Using the listing below, select the lines with the word "text" and copy them.

>> BEGIN Information shown

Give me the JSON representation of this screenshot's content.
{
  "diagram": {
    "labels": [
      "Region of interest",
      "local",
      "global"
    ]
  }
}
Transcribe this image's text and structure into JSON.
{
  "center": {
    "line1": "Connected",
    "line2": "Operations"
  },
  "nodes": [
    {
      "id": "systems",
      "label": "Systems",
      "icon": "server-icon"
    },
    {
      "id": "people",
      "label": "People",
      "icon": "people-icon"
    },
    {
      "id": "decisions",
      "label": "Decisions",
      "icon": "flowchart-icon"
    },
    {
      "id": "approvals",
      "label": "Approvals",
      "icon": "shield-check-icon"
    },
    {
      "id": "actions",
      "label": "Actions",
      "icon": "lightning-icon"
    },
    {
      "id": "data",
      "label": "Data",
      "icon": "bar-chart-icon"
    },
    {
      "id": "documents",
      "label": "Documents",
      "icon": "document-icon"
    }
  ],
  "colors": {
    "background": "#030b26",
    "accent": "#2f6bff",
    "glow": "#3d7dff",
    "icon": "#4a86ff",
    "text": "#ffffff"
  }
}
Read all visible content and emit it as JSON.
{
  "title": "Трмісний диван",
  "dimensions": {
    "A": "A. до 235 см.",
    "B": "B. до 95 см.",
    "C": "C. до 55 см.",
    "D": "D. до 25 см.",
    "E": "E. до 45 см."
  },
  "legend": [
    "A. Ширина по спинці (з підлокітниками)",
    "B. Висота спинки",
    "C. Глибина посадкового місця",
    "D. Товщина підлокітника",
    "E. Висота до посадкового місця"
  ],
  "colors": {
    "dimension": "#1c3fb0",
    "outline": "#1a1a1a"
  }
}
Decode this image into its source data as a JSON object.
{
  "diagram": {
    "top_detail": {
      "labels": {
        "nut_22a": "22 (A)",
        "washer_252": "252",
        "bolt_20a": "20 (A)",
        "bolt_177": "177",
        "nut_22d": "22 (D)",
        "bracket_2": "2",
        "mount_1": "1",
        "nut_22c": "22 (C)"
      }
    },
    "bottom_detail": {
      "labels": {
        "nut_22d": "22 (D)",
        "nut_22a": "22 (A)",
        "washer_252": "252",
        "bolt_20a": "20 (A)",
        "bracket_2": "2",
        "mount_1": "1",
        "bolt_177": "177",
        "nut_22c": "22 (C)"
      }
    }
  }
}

>> END Information shown

Response to the task:
Transcribe this image's text and structure into JSON.
    "text": "#ffffff"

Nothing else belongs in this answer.